• TASK REQUIREMENTS
Look for the word "tree" in the entries below, then copy every line that has it.

• RECORDS PROVIDED

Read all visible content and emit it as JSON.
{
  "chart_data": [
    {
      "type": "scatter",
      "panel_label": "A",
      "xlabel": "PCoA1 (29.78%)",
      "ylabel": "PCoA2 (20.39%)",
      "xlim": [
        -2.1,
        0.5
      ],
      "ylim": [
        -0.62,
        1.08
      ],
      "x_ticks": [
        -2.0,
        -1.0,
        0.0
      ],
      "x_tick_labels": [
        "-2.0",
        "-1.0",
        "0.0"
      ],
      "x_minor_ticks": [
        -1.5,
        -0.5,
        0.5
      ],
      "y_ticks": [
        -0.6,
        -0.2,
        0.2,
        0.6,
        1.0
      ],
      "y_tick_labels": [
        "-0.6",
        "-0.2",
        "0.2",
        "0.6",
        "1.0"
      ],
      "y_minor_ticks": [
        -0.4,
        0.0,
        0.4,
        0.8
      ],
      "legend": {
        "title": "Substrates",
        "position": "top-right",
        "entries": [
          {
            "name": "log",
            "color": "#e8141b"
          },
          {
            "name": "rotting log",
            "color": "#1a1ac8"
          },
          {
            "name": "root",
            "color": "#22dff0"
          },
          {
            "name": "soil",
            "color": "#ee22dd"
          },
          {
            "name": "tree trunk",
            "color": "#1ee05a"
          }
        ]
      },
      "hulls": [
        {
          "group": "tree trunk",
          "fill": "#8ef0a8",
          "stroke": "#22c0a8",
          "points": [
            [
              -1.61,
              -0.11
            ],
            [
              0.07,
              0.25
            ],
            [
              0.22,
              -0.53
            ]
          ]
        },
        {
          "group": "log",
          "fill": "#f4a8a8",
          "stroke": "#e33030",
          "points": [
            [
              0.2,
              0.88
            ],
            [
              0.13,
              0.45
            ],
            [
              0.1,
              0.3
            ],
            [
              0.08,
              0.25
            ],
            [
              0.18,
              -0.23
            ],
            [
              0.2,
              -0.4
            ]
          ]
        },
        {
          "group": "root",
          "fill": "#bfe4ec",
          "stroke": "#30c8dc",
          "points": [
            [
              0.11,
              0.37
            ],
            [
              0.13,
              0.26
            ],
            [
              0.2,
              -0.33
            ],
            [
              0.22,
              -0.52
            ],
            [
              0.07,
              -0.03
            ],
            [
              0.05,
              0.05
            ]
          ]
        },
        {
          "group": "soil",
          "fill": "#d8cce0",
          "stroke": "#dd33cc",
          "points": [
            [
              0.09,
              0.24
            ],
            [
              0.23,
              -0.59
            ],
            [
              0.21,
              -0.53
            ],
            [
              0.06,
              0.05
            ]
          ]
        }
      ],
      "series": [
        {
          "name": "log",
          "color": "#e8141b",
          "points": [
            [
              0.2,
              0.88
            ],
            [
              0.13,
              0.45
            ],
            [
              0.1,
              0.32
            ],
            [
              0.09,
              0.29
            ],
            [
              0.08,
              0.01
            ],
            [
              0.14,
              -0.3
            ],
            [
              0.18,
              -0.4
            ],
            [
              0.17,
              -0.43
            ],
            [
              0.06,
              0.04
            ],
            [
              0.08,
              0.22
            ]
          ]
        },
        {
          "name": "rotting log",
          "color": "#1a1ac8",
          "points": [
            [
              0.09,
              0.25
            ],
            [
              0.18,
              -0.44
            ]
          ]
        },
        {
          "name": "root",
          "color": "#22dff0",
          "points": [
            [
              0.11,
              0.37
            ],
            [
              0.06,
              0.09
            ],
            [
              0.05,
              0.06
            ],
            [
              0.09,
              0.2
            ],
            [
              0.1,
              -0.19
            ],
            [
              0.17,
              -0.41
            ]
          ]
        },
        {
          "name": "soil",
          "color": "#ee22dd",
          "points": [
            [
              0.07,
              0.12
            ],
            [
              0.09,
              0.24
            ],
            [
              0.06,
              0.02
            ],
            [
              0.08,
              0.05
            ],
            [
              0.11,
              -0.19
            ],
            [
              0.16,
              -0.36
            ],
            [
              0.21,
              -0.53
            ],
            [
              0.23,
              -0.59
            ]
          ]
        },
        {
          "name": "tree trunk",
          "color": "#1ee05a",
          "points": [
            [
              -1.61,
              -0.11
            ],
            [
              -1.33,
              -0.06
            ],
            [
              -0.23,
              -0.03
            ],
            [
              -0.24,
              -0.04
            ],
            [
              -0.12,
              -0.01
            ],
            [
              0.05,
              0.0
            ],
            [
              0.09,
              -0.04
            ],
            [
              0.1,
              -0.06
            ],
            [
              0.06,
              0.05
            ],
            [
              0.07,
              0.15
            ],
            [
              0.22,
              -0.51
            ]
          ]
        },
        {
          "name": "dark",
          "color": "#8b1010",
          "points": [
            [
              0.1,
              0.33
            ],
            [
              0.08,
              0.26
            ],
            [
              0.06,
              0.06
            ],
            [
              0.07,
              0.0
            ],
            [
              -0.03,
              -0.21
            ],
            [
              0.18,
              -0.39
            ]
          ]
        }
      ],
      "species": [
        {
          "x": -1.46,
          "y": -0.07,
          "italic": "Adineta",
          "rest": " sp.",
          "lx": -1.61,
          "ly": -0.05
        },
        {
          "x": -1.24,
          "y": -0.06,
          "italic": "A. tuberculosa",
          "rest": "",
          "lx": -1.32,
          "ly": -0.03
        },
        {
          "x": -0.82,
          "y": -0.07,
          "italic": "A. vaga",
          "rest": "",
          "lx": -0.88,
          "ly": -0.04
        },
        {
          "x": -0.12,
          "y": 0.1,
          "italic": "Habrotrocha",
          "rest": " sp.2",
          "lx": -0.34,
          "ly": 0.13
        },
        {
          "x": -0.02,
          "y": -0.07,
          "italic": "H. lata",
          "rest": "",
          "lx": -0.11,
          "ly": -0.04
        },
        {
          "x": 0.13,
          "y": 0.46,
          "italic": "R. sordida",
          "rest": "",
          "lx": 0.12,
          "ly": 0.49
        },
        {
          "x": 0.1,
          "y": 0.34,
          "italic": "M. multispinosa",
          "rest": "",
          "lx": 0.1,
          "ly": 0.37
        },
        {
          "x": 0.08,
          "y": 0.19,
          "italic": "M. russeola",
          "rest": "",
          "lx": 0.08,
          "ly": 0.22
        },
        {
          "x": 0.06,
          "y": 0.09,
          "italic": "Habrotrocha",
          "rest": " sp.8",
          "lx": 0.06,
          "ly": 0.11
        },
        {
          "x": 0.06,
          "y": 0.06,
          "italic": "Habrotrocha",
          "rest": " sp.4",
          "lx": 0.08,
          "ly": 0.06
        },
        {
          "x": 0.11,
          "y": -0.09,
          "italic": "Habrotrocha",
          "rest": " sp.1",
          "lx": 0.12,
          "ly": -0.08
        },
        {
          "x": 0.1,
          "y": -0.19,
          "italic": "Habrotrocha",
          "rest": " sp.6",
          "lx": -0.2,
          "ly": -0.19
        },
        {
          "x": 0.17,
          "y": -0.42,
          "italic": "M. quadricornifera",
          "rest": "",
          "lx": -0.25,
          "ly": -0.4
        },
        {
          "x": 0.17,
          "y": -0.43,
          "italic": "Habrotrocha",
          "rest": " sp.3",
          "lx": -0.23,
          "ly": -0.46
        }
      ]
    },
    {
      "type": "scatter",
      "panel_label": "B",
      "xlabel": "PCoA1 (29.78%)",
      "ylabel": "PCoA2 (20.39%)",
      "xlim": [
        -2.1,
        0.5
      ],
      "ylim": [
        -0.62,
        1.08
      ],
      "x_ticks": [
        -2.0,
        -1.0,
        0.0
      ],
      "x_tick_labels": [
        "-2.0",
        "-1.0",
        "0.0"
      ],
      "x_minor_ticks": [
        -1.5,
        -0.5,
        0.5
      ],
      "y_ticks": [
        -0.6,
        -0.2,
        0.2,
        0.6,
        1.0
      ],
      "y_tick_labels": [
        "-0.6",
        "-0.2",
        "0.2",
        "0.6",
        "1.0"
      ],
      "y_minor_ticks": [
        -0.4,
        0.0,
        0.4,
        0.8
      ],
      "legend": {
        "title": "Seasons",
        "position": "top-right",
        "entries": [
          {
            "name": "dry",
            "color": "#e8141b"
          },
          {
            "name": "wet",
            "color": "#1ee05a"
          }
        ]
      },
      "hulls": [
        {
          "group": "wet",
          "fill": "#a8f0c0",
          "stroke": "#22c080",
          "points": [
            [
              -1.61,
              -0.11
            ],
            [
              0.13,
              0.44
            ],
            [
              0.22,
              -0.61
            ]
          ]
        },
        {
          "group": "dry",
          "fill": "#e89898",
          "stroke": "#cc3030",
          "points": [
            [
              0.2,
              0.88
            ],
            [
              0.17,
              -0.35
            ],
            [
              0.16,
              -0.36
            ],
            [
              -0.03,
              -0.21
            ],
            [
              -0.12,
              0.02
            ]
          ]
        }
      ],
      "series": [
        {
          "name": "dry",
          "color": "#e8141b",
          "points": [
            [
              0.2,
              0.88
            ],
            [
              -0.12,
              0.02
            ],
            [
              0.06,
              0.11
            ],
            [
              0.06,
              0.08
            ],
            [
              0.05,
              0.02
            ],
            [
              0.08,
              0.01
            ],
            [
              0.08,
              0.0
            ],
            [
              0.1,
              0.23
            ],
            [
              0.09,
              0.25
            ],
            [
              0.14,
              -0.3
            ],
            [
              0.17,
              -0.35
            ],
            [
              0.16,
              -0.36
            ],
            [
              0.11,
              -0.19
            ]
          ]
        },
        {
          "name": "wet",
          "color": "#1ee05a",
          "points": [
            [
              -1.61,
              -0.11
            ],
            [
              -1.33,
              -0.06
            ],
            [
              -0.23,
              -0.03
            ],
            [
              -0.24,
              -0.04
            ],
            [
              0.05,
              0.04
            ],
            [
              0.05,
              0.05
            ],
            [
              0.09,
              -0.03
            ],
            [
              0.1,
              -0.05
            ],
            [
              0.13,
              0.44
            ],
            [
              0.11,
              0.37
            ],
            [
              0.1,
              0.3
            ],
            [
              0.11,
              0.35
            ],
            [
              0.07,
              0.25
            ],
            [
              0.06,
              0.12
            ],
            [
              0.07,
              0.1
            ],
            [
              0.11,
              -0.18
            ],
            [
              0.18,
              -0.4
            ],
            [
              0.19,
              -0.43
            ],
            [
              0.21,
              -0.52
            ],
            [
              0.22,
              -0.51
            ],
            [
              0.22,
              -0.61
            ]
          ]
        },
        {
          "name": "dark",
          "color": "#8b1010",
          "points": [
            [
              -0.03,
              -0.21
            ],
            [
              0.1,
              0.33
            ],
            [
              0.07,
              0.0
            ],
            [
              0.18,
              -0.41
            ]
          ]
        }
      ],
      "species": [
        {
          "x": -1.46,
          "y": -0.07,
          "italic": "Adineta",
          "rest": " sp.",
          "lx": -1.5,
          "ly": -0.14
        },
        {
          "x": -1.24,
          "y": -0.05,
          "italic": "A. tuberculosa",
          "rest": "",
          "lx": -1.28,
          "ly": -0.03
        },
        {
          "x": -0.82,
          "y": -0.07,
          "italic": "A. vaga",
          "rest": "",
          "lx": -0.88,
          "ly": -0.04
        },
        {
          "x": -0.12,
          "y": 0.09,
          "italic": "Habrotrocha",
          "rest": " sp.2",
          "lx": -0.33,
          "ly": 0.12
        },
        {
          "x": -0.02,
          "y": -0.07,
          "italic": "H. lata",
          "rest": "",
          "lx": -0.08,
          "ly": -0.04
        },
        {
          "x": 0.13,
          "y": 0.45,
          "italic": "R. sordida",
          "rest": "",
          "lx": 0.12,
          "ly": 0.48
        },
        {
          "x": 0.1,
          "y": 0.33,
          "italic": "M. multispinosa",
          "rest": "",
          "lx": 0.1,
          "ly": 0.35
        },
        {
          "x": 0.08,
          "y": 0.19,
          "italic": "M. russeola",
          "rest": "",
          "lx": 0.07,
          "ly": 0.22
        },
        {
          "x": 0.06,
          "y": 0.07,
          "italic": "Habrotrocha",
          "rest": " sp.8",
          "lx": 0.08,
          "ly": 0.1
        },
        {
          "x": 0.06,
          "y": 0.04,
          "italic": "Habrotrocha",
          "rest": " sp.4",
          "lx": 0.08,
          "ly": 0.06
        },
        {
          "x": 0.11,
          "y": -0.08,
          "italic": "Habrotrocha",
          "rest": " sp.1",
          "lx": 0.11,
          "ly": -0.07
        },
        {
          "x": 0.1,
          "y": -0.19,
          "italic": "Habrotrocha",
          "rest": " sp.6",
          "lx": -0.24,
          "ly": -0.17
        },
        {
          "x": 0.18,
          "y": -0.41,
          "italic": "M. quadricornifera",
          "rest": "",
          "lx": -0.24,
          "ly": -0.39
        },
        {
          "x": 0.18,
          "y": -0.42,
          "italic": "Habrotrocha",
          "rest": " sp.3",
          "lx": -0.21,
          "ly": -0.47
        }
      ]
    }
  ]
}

• ANSWER TO THE PROBLEM
            "name": "tree trunk",
          "group": "tree trunk",
          "name": "tree trunk",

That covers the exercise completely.